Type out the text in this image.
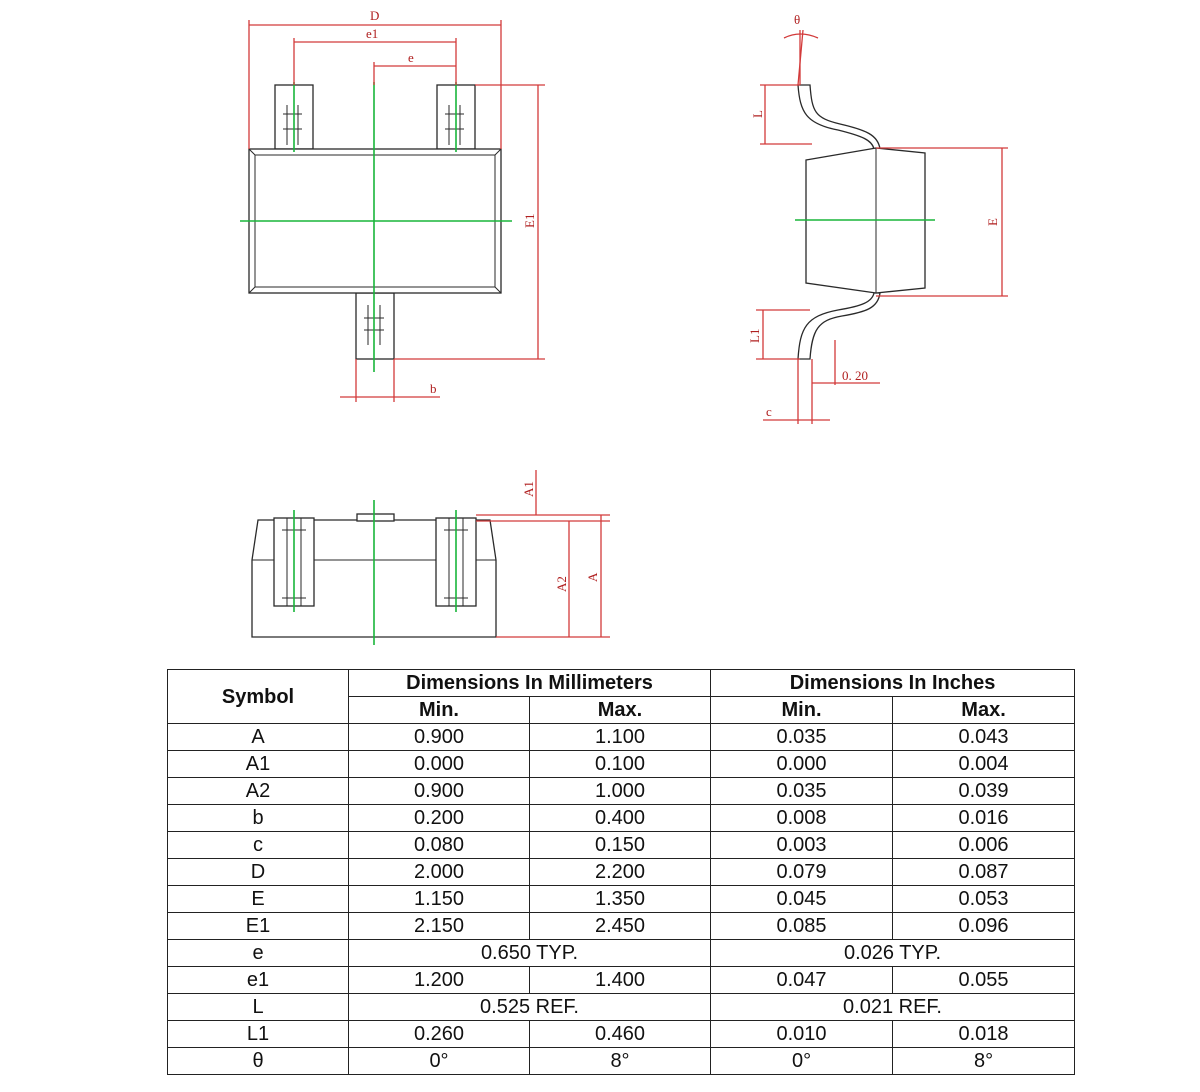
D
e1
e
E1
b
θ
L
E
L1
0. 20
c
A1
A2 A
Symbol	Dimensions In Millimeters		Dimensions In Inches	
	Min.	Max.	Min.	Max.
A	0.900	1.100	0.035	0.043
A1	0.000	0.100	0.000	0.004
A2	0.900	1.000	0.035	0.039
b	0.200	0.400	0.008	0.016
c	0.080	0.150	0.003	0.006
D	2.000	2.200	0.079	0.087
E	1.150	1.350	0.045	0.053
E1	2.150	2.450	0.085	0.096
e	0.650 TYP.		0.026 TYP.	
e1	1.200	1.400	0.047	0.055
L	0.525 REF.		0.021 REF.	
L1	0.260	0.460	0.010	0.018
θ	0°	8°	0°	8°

________

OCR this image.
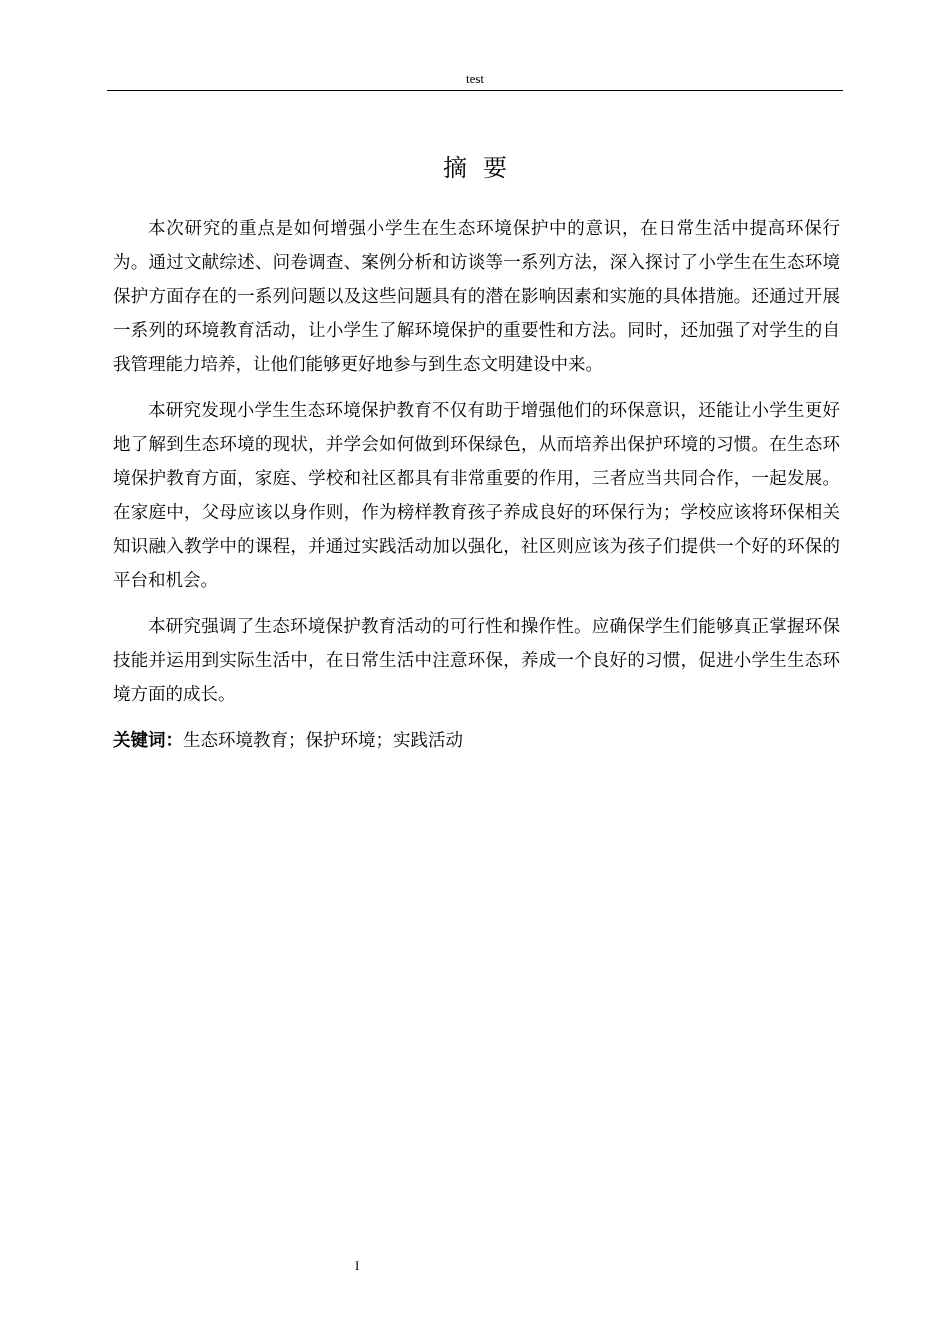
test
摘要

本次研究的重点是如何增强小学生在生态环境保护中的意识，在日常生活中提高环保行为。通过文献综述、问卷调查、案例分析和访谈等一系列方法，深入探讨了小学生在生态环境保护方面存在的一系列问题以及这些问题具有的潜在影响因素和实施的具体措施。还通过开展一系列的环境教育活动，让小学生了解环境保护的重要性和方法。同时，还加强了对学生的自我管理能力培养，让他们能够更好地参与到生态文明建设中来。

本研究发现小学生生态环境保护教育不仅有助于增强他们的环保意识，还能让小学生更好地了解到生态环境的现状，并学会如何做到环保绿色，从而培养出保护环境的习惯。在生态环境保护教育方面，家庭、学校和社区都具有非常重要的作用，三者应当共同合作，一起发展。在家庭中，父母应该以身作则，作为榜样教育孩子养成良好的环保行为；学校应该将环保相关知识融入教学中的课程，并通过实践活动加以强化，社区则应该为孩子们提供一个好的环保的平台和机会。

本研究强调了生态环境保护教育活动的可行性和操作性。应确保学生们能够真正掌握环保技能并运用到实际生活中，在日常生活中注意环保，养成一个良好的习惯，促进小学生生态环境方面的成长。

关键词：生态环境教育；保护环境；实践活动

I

________

* **TASK DIRECTIONS**:
Sift the material for lines with the string "this". Copy each one found.

* **RESULT**:
Type out the text in this image.
OCR this image.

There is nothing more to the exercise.